Exercise
Hunt for the word "year" across the entries below, copying each line that holds it.

## Begin Records supplied

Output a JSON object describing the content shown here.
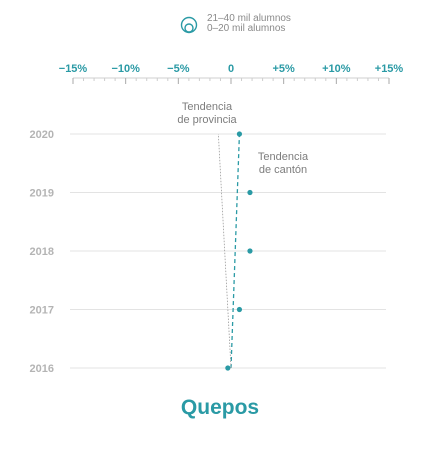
{
  "legend": {
    "line1": "21–40 mil alumnos",
    "line2": "0–20 mil alumnos",
    "icon": "nested-circles-icon"
  },
  "annotations": {
    "province_line1": "Tendencia",
    "province_line2": "de provincia",
    "canton_line1": "Tendencia",
    "canton_line2": "de cantón"
  },
  "chart_data": {
    "type": "scatter",
    "title": "Quepos",
    "x_tick_labels": [
      "−15%",
      "−10%",
      "−5%",
      "0",
      "+5%",
      "+10%",
      "+15%"
    ],
    "x_ticks": [
      -15,
      -10,
      -5,
      0,
      5,
      10,
      15
    ],
    "xlim": [
      -15,
      15
    ],
    "y_categories": [
      "2020",
      "2019",
      "2018",
      "2017",
      "2016"
    ],
    "series": [
      {
        "points": [
          {
            "year": "2016",
            "x": -0.3
          },
          {
            "year": "2017",
            "x": 0.8
          },
          {
            "year": "2018",
            "x": 1.8
          },
          {
            "year": "2019",
            "x": 1.8
          },
          {
            "year": "2020",
            "x": 0.8
          }
        ]
      }
    ],
    "trend_lines": [
      {
        "kind": "canton",
        "x_2016": 0.0,
        "x_2020": 0.8
      },
      {
        "kind": "province",
        "x_2016": 0.0,
        "x_2020": -1.2
      }
    ],
    "colors": {
      "accent": "#2a9aa5",
      "grid": "#e3e3e3",
      "label": "#b4b4b4",
      "province_line": "#9a9a9a"
    }
  }
}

## End Records supplied

Result for this exercise
            "year": "2016",
            "year": "2017",
            "year": "2018",
            "year": "2019",
            "year": "2020",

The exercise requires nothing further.